*WHAT IS EXPECTED:*
Starting at the line that contains "What's the underlying", quote every line through the end of the entries, word for word, skipping the pictures.

┌────────

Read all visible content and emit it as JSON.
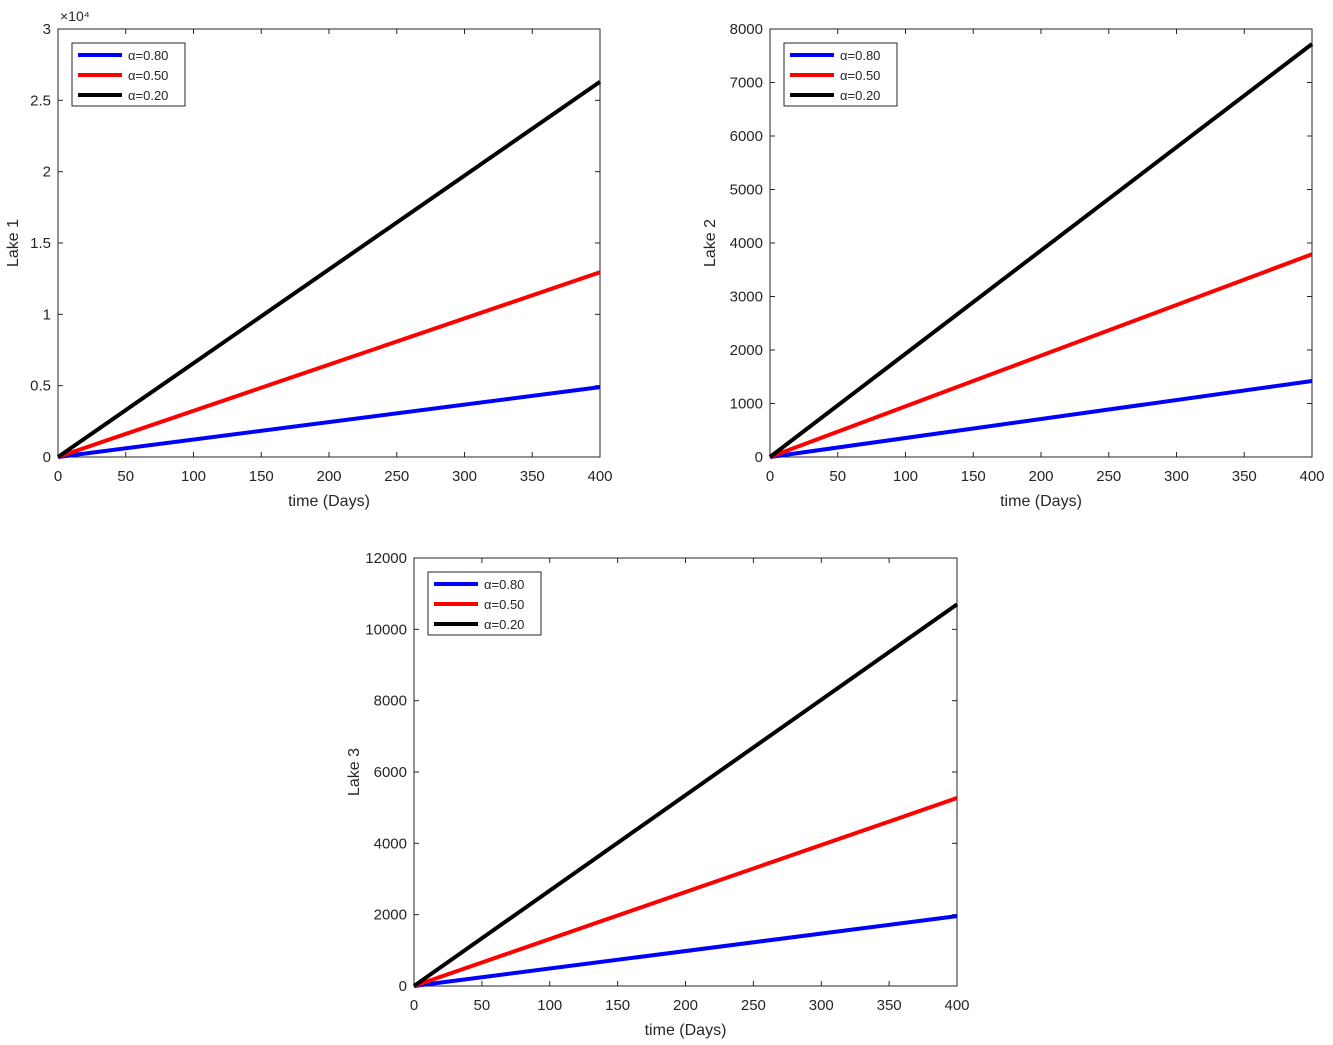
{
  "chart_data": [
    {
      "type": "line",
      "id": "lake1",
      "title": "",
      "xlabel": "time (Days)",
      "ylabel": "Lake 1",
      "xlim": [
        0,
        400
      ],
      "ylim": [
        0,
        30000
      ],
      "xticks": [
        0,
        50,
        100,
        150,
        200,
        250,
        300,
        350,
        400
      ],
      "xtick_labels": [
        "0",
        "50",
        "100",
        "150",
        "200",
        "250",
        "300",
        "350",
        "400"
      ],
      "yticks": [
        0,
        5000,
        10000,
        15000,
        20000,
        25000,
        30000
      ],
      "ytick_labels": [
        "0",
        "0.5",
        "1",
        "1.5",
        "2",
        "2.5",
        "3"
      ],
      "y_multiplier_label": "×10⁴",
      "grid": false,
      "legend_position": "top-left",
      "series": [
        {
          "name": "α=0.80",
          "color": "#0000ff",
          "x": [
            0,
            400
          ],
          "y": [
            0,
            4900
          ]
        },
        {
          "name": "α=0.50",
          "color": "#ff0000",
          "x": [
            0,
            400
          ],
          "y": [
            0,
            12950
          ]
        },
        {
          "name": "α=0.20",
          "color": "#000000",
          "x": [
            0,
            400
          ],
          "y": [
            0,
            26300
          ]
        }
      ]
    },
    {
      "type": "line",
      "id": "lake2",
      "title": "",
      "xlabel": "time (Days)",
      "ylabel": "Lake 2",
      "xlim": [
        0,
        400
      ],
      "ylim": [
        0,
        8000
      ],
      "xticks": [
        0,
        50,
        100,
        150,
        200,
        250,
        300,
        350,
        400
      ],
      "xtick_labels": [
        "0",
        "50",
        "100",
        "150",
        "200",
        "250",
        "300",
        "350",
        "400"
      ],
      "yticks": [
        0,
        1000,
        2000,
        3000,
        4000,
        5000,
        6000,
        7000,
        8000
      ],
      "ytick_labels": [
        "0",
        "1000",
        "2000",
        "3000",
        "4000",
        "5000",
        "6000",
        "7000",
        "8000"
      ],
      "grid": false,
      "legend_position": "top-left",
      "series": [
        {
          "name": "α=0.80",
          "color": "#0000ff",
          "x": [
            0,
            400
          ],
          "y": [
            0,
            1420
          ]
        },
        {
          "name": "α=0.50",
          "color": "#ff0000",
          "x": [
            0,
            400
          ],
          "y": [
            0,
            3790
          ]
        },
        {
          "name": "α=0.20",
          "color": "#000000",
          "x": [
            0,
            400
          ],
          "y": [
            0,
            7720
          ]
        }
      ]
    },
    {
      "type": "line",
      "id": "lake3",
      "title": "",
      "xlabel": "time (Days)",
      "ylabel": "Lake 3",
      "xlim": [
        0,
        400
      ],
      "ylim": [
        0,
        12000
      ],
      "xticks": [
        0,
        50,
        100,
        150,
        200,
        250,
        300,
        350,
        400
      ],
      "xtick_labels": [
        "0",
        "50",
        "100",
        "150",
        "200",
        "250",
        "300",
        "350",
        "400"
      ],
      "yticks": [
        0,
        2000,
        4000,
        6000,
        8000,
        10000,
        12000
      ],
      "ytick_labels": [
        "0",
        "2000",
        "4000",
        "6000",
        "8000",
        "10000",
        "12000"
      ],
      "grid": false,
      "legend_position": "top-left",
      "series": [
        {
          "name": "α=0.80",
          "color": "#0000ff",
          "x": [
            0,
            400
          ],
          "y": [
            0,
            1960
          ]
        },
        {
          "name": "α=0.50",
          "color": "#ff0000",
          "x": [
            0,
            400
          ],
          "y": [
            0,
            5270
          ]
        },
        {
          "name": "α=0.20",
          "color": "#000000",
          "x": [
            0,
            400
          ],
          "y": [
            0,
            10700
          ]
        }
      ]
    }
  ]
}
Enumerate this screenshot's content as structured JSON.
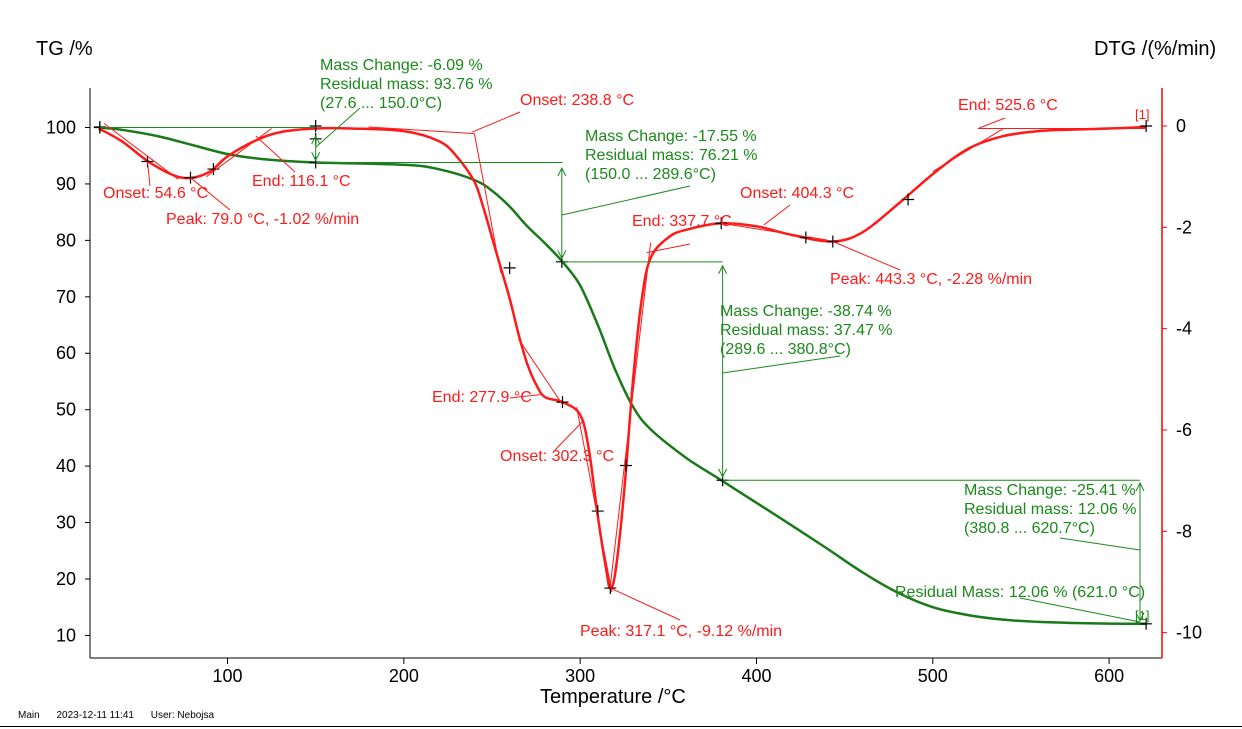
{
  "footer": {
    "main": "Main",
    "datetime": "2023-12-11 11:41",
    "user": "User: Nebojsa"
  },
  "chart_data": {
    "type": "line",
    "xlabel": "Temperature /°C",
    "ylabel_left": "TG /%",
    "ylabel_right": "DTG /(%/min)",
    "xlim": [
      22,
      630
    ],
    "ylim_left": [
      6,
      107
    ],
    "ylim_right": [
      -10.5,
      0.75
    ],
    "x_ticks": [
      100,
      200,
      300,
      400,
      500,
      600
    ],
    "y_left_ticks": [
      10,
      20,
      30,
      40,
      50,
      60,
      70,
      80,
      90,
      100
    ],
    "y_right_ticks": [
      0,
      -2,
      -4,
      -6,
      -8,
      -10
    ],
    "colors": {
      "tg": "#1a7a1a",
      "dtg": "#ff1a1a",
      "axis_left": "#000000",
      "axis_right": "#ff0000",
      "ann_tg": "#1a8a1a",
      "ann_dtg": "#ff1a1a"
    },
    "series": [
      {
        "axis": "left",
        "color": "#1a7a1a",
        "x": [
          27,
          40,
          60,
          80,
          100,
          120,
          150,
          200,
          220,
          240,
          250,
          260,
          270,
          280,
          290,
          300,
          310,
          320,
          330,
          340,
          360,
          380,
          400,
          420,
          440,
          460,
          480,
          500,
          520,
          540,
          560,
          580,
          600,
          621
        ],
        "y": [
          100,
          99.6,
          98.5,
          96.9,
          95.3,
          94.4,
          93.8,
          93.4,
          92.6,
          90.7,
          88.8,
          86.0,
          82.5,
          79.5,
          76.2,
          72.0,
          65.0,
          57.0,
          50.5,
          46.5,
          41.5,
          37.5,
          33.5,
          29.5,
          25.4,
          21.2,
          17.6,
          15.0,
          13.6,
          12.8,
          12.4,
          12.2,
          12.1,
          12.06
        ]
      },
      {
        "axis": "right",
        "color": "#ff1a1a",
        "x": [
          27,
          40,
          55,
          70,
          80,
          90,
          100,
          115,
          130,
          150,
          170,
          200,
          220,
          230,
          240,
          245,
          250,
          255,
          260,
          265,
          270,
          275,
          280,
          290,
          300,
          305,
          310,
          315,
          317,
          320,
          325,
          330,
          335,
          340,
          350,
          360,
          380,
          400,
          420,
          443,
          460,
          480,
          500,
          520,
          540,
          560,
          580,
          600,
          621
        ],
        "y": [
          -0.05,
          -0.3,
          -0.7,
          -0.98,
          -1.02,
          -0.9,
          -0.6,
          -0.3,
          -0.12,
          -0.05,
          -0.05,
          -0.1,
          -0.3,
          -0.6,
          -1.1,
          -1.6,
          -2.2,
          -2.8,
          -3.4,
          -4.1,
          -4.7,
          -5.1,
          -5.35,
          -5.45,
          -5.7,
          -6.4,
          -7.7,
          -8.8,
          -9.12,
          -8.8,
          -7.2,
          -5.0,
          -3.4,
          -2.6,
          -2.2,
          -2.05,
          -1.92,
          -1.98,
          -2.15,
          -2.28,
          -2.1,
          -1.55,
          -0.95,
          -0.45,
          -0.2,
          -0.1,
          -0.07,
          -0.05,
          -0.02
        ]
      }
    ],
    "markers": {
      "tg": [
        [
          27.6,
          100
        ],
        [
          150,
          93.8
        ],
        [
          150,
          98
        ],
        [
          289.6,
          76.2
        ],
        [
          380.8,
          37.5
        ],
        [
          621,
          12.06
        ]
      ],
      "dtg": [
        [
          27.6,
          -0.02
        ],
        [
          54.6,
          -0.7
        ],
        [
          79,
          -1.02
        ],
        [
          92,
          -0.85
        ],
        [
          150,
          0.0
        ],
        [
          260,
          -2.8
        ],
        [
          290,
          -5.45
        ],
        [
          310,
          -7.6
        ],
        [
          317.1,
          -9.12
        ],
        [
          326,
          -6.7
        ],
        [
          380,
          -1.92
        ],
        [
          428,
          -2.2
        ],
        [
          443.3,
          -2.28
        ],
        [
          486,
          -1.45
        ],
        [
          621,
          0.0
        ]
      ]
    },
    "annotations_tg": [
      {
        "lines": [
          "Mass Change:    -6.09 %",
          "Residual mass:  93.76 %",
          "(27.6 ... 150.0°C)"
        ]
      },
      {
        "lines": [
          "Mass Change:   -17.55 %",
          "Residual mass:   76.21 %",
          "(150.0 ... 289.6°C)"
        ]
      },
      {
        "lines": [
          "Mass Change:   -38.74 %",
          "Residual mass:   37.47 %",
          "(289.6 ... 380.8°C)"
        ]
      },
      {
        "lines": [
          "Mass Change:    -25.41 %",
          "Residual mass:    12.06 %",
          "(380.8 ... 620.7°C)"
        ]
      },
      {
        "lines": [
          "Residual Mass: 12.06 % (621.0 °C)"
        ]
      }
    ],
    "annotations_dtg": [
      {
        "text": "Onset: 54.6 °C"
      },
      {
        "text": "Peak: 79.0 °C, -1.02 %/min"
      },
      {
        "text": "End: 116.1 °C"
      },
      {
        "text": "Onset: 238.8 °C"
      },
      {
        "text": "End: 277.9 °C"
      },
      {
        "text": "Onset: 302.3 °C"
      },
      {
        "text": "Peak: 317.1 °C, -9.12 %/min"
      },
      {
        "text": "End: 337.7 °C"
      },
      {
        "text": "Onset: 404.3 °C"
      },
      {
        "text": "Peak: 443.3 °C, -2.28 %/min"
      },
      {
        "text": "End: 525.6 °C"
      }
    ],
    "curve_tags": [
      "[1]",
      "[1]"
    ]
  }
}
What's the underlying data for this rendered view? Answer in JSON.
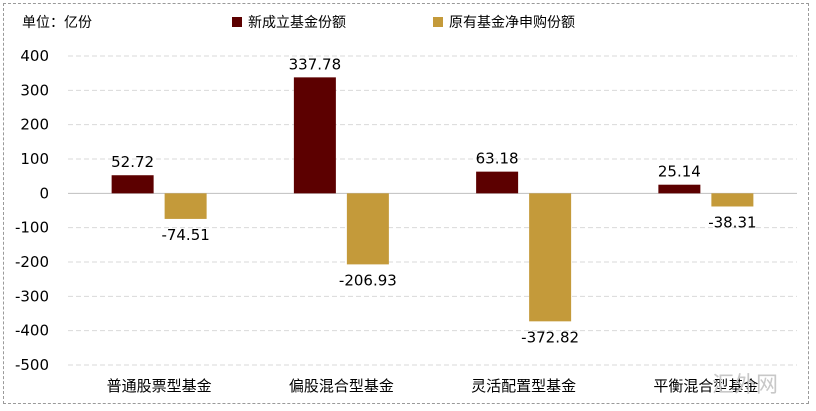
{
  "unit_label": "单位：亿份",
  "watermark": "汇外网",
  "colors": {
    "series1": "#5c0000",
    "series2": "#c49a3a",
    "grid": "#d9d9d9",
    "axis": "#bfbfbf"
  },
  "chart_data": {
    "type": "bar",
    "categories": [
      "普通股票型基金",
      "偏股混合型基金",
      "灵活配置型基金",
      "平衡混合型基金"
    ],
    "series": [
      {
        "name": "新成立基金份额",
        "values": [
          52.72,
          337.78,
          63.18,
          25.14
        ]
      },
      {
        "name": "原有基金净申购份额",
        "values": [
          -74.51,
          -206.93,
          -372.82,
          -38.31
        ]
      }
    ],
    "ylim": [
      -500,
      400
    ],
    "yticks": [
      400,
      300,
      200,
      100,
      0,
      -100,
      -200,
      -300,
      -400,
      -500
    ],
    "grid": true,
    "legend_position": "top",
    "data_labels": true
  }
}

└────────

*TASK OUTPUT:*
What's the underlying data for this rendered view? Answer in JSON.
{
  "unit_label": "单位：亿份",
  "watermark": "汇外网",
  "colors": {
    "series1": "#5c0000",
    "series2": "#c49a3a",
    "grid": "#d9d9d9",
    "axis": "#bfbfbf"
  },
  "chart_data": {
    "type": "bar",
    "categories": [
      "普通股票型基金",
      "偏股混合型基金",
      "灵活配置型基金",
      "平衡混合型基金"
    ],
    "series": [
      {
        "name": "新成立基金份额",
        "values": [
          52.72,
          337.78,
          63.18,
          25.14
        ]
      },
      {
        "name": "原有基金净申购份额",
        "values": [
          -74.51,
          -206.93,
          -372.82,
          -38.31
        ]
      }
    ],
    "ylim": [
      -500,
      400
    ],
    "yticks": [
      400,
      300,
      200,
      100,
      0,
      -100,
      -200,
      -300,
      -400,
      -500
    ],
    "grid": true,
    "legend_position": "top",
    "data_labels": true
  }
}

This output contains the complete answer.